§ **What to do**
Repeat all of the data precisely.

§ **Provided data**
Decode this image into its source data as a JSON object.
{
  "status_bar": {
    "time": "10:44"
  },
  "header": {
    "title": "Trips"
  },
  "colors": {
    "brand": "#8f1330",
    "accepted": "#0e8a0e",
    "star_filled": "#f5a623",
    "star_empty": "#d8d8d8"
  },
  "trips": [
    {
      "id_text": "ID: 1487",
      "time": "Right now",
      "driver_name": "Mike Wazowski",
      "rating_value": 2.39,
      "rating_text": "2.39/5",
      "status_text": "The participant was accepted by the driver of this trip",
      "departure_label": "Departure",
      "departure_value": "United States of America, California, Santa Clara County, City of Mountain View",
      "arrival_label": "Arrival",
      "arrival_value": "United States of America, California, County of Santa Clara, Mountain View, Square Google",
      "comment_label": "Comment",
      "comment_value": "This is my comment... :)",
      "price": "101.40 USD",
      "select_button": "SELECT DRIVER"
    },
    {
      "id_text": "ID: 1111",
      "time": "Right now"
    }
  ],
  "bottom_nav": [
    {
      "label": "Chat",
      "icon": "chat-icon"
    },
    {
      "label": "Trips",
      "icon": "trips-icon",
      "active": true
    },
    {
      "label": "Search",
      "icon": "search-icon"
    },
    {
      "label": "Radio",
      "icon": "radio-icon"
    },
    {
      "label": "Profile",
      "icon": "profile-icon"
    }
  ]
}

§ **Exercise solution**
Decode this image into its source data as a JSON object.
{
  "status_bar": {
    "time": "10:44"
  },
  "header": {
    "title": "Trips"
  },
  "colors": {
    "brand": "#8f1330",
    "accepted": "#0e8a0e",
    "star_filled": "#f5a623",
    "star_empty": "#d8d8d8"
  },
  "trips": [
    {
      "id_text": "ID: 1487",
      "time": "Right now",
      "driver_name": "Mike Wazowski",
      "rating_value": 2.39,
      "rating_text": "2.39/5",
      "status_text": "The participant was accepted by the driver of this trip",
      "departure_label": "Departure",
      "departure_value": "United States of America, California, Santa Clara County, City of Mountain View",
      "arrival_label": "Arrival",
      "arrival_value": "United States of America, California, County of Santa Clara, Mountain View, Square Google",
      "comment_label": "Comment",
      "comment_value": "This is my comment... :)",
      "price": "101.40 USD",
      "select_button": "SELECT DRIVER"
    },
    {
      "id_text": "ID: 1111",
      "time": "Right now"
    }
  ],
  "bottom_nav": [
    {
      "label": "Chat",
      "icon": "chat-icon"
    },
    {
      "label": "Trips",
      "icon": "trips-icon",
      "active": true
    },
    {
      "label": "Search",
      "icon": "search-icon"
    },
    {
      "label": "Radio",
      "icon": "radio-icon"
    },
    {
      "label": "Profile",
      "icon": "profile-icon"
    }
  ]
}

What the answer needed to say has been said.